▶ Work to be completed: Locate every line in the material below that has the word "Logik". Copy each of those lines.

▶ The input:
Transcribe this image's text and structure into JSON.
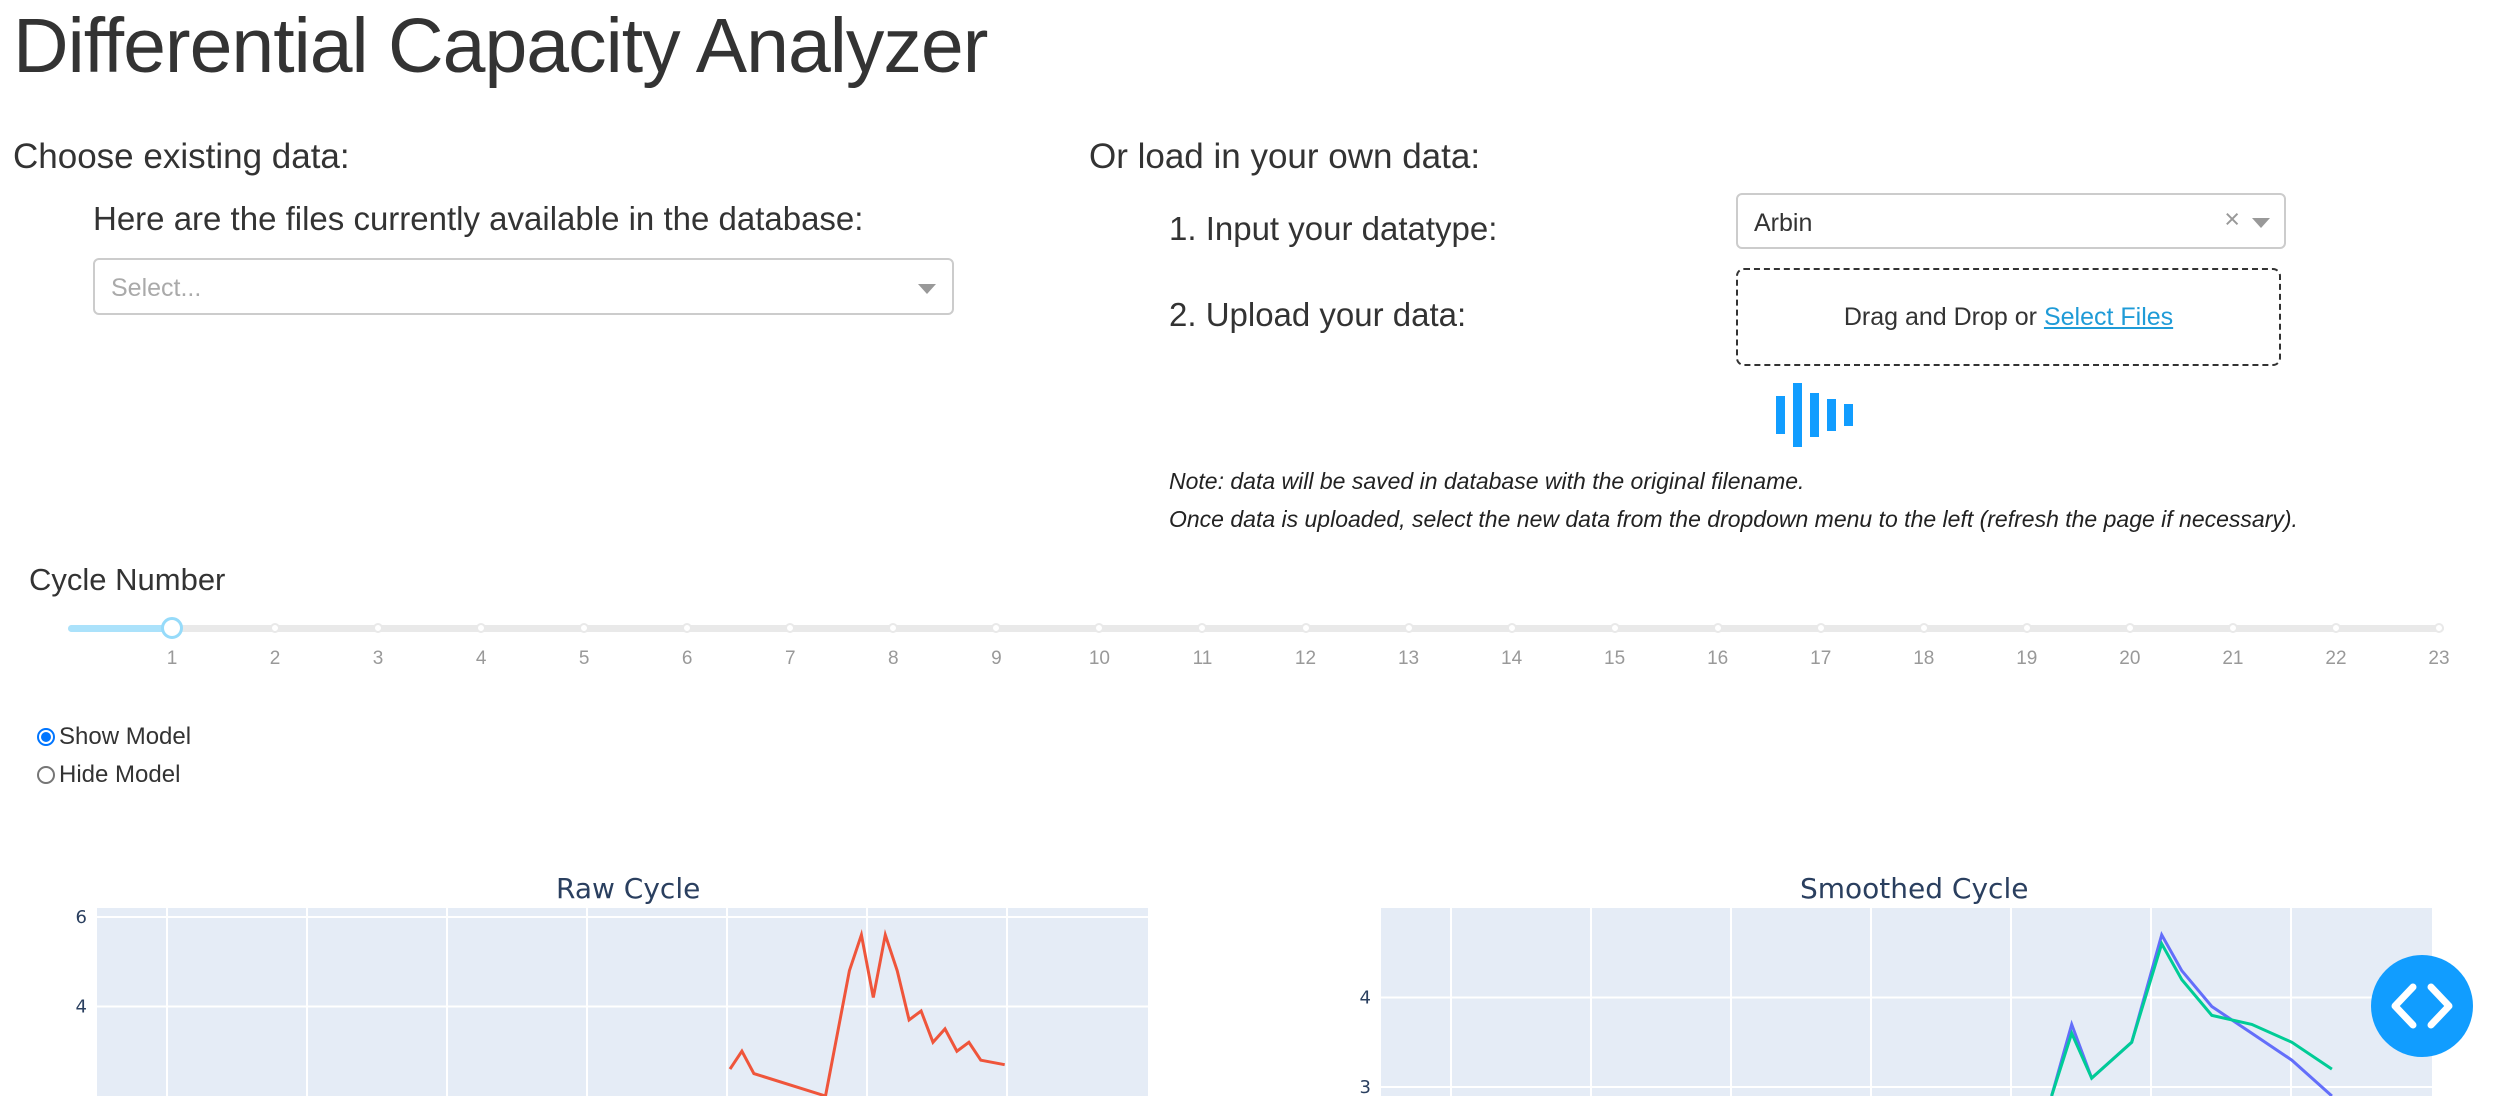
{
  "title": "Differential Capacity Analyzer",
  "existing": {
    "heading": "Choose existing data:",
    "files_label": "Here are the files currently available in the database:",
    "select_placeholder": "Select..."
  },
  "own": {
    "heading": "Or load in your own data:",
    "datatype_label": "1. Input your datatype:",
    "datatype_value": "Arbin",
    "clear_symbol": "×",
    "upload_label": "2. Upload your data:",
    "upload_prefix": "Drag and Drop or ",
    "upload_link": "Select Files",
    "note_line1": "Note: data will be saved in database with the original filename.",
    "note_line2": "Once data is uploaded, select the new data from the dropdown menu to the left (refresh the page if necessary)."
  },
  "cycle": {
    "label": "Cycle Number",
    "selected": 1,
    "ticks": [
      "1",
      "2",
      "3",
      "4",
      "5",
      "6",
      "7",
      "8",
      "9",
      "10",
      "11",
      "12",
      "13",
      "14",
      "15",
      "16",
      "17",
      "18",
      "19",
      "20",
      "21",
      "22",
      "23"
    ]
  },
  "model_toggle": {
    "options": [
      "Show Model",
      "Hide Model"
    ],
    "selected": "Show Model"
  },
  "colors": {
    "accent": "#119dff",
    "raw_series": "#ef553b",
    "smoothed_series": "#636efa",
    "model_series": "#00cc96",
    "plot_bg": "#e5ecf6"
  },
  "chart_data": [
    {
      "type": "line",
      "title": "Raw Cycle",
      "yticks": [
        "4",
        "6"
      ],
      "series": [
        {
          "values": [
            [
              3.2,
              2.6
            ],
            [
              3.21,
              3.0
            ],
            [
              3.22,
              2.5
            ],
            [
              3.28,
              2.0
            ],
            [
              3.3,
              4.8
            ],
            [
              3.31,
              5.6
            ],
            [
              3.32,
              4.2
            ],
            [
              3.33,
              5.6
            ],
            [
              3.34,
              4.8
            ],
            [
              3.35,
              3.7
            ],
            [
              3.36,
              3.9
            ],
            [
              3.37,
              3.2
            ],
            [
              3.38,
              3.5
            ],
            [
              3.39,
              3.0
            ],
            [
              3.4,
              3.2
            ],
            [
              3.41,
              2.8
            ],
            [
              3.43,
              2.7
            ]
          ]
        }
      ]
    },
    {
      "type": "line",
      "title": "Smoothed Cycle",
      "yticks": [
        "3",
        "4"
      ],
      "series": [
        {
          "values": [
            [
              3.22,
              2.9
            ],
            [
              3.24,
              3.7
            ],
            [
              3.26,
              3.1
            ],
            [
              3.3,
              3.5
            ],
            [
              3.33,
              4.7
            ],
            [
              3.35,
              4.3
            ],
            [
              3.38,
              3.9
            ],
            [
              3.42,
              3.6
            ],
            [
              3.46,
              3.3
            ],
            [
              3.5,
              2.9
            ]
          ]
        },
        {
          "values": [
            [
              3.22,
              2.9
            ],
            [
              3.24,
              3.6
            ],
            [
              3.26,
              3.1
            ],
            [
              3.3,
              3.5
            ],
            [
              3.33,
              4.6
            ],
            [
              3.35,
              4.2
            ],
            [
              3.38,
              3.8
            ],
            [
              3.42,
              3.7
            ],
            [
              3.46,
              3.5
            ],
            [
              3.5,
              3.2
            ]
          ]
        }
      ]
    }
  ]
}
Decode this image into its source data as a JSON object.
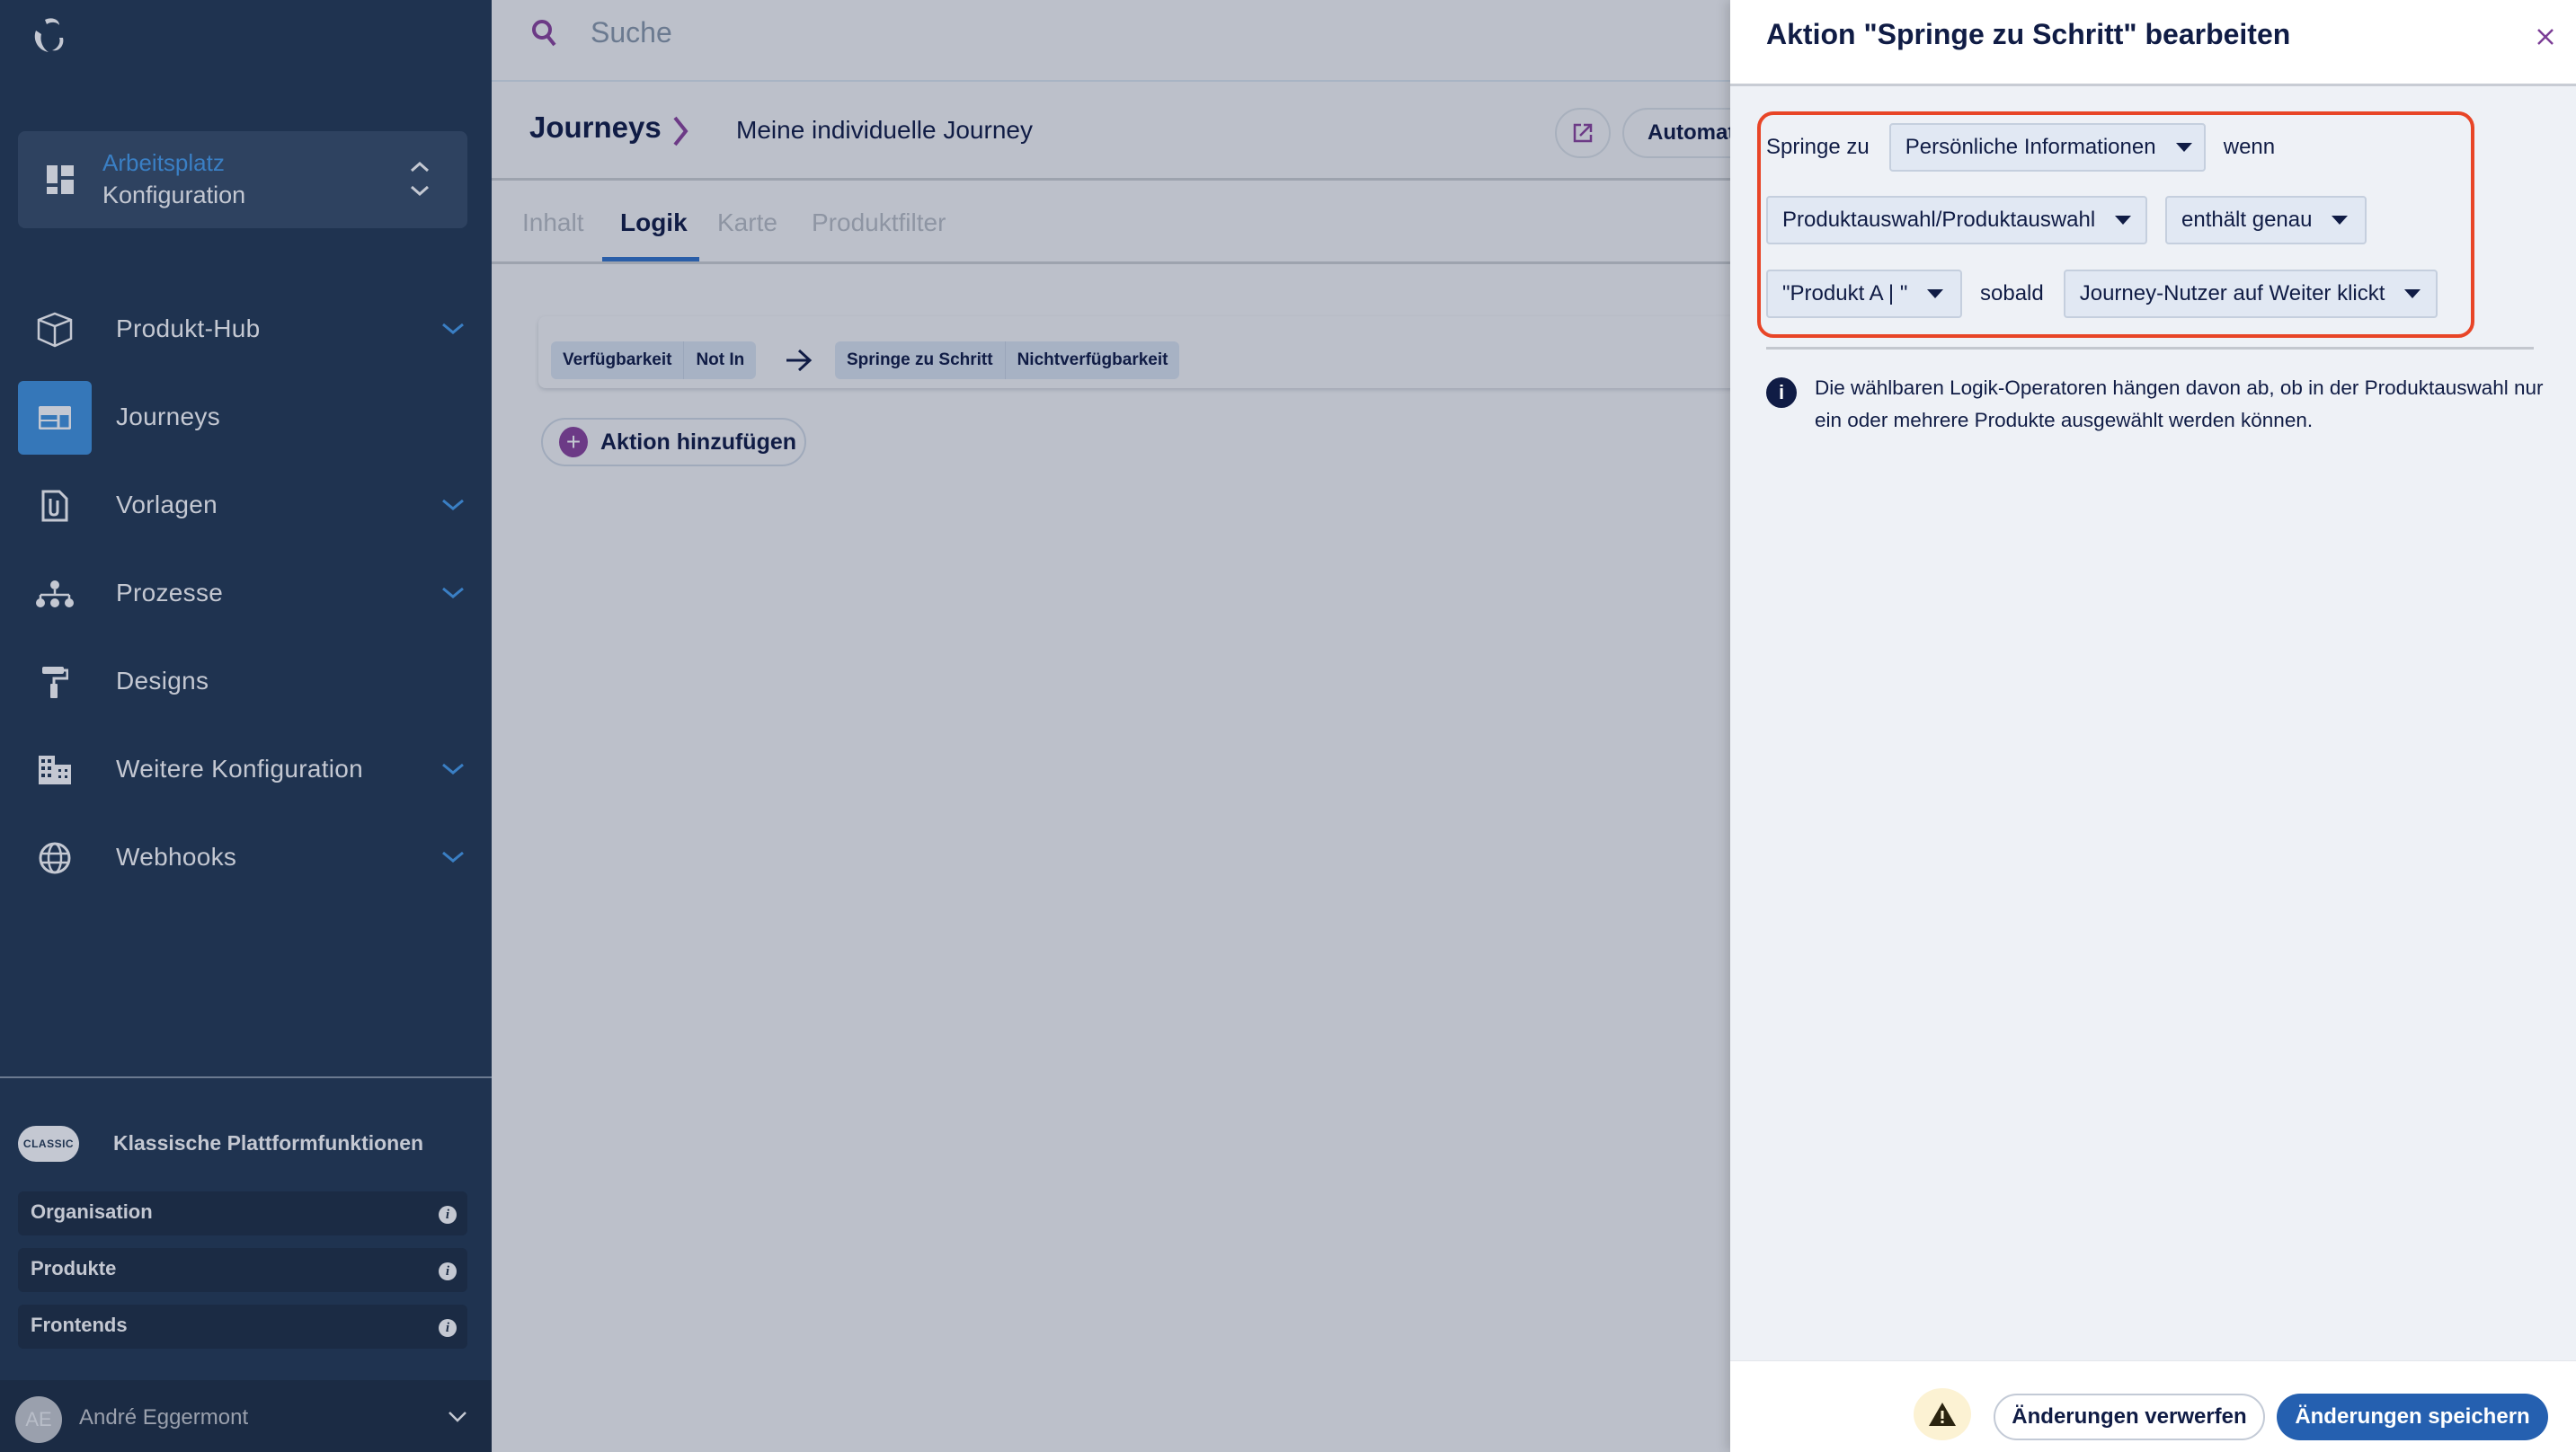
{
  "sidebar": {
    "logo": "brand-logo",
    "workspace": {
      "title": "Arbeitsplatz",
      "subtitle": "Konfiguration"
    },
    "nav": [
      {
        "label": "Produkt-Hub",
        "icon": "cube-icon",
        "expandable": true,
        "active": false
      },
      {
        "label": "Journeys",
        "icon": "journey-layout-icon",
        "expandable": false,
        "active": true
      },
      {
        "label": "Vorlagen",
        "icon": "document-clip-icon",
        "expandable": true,
        "active": false
      },
      {
        "label": "Prozesse",
        "icon": "hierarchy-icon",
        "expandable": true,
        "active": false
      },
      {
        "label": "Designs",
        "icon": "paint-roller-icon",
        "expandable": false,
        "active": false
      },
      {
        "label": "Weitere Konfiguration",
        "icon": "building-icon",
        "expandable": true,
        "active": false
      },
      {
        "label": "Webhooks",
        "icon": "globe-icon",
        "expandable": true,
        "active": false
      }
    ],
    "classic": {
      "badge": "CLASSIC",
      "title": "Klassische Plattformfunktionen",
      "items": [
        {
          "label": "Organisation"
        },
        {
          "label": "Produkte"
        },
        {
          "label": "Frontends"
        }
      ]
    },
    "user": {
      "initials": "AE",
      "name": "André Eggermont"
    }
  },
  "main": {
    "search": {
      "placeholder": "Suche",
      "value": ""
    },
    "breadcrumb": {
      "root": "Journeys",
      "current": "Meine individuelle Journey"
    },
    "header_buttons": {
      "automation_label": "Automat"
    },
    "tabs": [
      {
        "label": "Inhalt",
        "active": false
      },
      {
        "label": "Logik",
        "active": true
      },
      {
        "label": "Karte",
        "active": false
      },
      {
        "label": "Produktfilter",
        "active": false
      }
    ],
    "rule": {
      "condition": [
        "Verfügbarkeit",
        "Not In"
      ],
      "action": [
        "Springe zu Schritt",
        "Nichtverfügbarkeit"
      ]
    },
    "add_action_label": "Aktion hinzufügen"
  },
  "drawer": {
    "title": "Aktion \"Springe zu Schritt\" bearbeiten",
    "form": {
      "jump_to_label": "Springe zu",
      "target_step": "Persönliche Informationen",
      "if_label": "wenn",
      "field": "Produktauswahl/Produktauswahl",
      "operator": "enthält genau",
      "value": "\"Produkt A | \"",
      "when_label": "sobald",
      "trigger": "Journey-Nutzer auf Weiter klickt"
    },
    "info_text": "Die wählbaren Logik-Operatoren hängen davon ab, ob in der Produktauswahl nur ein oder mehrere Produkte ausgewählt werden können.",
    "footer": {
      "discard_label": "Änderungen verwerfen",
      "save_label": "Änderungen speichern"
    }
  },
  "colors": {
    "sidebar_bg": "#1f3350",
    "accent_blue": "#3577b9",
    "primary_button": "#2560b0",
    "highlight_border": "#e84527",
    "brand_purple": "#6c3a86",
    "text_dark": "#101c45"
  }
}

▶ Reply:
        "label": "Logik",
    "info_text": "Die wählbaren Logik-Operatoren hängen davon ab, ob in der Produktauswahl nur ein oder mehrere Produkte ausgewählt werden können.",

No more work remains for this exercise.